Give every line from the entries that contains "JSON".
*****
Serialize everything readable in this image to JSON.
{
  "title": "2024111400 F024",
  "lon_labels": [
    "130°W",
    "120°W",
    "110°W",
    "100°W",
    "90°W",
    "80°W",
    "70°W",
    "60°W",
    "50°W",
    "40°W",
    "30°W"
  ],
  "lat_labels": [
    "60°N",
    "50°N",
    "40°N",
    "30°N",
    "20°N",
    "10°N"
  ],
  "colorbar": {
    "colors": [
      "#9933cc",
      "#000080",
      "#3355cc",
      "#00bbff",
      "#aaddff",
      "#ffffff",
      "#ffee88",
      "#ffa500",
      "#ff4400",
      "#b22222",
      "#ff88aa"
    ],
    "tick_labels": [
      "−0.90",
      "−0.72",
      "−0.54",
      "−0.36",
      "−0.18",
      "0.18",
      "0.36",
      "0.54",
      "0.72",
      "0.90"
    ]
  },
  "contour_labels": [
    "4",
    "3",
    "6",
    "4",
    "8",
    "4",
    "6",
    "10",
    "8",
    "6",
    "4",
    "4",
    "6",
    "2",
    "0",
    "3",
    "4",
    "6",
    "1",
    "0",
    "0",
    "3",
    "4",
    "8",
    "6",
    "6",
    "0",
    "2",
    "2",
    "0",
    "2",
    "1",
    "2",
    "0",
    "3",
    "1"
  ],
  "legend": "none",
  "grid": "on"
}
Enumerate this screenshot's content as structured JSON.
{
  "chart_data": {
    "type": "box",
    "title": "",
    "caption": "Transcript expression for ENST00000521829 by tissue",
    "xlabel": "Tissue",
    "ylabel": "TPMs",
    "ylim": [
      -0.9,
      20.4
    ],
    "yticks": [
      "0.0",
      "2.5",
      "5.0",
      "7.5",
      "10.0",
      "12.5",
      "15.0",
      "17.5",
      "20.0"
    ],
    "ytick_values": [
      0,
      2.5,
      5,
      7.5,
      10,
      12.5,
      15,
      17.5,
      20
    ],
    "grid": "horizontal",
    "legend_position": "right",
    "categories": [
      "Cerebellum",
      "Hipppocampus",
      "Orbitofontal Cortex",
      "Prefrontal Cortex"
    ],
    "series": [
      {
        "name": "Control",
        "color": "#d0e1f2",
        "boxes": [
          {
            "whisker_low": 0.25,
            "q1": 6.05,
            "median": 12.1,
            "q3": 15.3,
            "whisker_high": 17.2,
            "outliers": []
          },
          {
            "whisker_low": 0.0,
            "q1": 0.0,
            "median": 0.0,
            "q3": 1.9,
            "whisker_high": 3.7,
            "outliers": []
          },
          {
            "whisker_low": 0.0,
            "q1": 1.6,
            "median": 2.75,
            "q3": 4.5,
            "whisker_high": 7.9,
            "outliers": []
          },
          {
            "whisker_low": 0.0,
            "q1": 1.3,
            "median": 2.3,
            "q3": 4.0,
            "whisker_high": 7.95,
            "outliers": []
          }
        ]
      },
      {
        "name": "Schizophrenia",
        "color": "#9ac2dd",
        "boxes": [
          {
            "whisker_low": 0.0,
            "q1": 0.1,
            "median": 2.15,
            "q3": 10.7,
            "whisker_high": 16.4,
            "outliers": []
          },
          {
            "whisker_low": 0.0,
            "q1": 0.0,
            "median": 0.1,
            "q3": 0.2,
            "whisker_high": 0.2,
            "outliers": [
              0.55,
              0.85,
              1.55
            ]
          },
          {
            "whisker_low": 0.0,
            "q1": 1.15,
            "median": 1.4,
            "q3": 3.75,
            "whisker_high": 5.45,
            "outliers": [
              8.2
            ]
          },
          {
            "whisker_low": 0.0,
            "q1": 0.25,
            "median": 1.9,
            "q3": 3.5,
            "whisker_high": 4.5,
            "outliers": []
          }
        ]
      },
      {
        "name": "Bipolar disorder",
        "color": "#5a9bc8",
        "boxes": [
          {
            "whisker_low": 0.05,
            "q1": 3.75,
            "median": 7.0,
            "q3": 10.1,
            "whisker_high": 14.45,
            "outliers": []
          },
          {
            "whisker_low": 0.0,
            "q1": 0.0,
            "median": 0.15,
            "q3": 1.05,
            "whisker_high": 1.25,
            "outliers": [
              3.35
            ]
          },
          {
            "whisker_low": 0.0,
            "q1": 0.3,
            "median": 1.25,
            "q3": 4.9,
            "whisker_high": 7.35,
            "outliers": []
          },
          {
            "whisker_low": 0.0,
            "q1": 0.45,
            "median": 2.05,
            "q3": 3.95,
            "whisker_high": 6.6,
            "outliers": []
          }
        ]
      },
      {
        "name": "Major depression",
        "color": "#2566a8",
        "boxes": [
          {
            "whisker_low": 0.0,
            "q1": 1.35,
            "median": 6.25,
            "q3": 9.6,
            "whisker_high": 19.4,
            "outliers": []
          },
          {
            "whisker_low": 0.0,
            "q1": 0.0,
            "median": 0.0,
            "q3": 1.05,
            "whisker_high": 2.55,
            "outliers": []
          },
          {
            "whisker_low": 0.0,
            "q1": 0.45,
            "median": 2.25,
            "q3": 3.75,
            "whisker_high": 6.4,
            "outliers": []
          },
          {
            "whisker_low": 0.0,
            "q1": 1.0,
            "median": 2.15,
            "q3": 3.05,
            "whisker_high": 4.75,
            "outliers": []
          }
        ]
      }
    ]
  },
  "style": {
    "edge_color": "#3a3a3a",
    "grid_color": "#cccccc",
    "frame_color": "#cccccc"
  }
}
*****
▸ Result of the exercise
Serialize everything readable in this image to JSON.
Enumerate this screenshot's content as structured JSON.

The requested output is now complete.